▶ _INSTRUCTIONS TO FOLLOW_: Tally the lines that include the word "está" and reply with nothing but the total.

▶ _MATERIAL SHOWN_:

○ ○ ○ ○ ○ ○ ○

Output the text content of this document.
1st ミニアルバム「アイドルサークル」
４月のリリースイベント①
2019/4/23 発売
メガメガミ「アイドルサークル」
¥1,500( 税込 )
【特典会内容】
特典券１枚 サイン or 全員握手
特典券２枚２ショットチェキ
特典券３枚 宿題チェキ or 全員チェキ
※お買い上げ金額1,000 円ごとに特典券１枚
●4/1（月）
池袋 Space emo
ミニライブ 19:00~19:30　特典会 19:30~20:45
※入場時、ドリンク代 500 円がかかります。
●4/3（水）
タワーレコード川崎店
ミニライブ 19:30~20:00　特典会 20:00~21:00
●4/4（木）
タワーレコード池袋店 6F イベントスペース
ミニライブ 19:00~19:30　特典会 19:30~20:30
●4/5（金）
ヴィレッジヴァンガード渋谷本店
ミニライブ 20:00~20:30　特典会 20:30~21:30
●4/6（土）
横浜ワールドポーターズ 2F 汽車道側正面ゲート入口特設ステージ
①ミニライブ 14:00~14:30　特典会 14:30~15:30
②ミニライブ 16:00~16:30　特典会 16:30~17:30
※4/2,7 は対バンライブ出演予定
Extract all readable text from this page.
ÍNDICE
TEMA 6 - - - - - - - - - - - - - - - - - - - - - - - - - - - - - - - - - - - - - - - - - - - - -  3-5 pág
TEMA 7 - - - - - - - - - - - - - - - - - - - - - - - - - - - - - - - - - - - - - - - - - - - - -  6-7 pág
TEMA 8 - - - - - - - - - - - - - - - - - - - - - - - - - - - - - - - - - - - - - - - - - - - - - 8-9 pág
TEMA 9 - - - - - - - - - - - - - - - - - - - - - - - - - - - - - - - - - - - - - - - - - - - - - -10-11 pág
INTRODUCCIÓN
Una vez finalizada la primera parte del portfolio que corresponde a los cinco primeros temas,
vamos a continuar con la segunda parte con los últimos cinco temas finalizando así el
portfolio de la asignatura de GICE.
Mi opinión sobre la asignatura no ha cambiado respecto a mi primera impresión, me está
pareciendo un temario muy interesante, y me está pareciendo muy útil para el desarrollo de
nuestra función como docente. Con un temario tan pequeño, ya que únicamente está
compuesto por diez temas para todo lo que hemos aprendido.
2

○ ○ ○ ○ ○ ○ ○

▶ _OUTPUT BELOW_: 3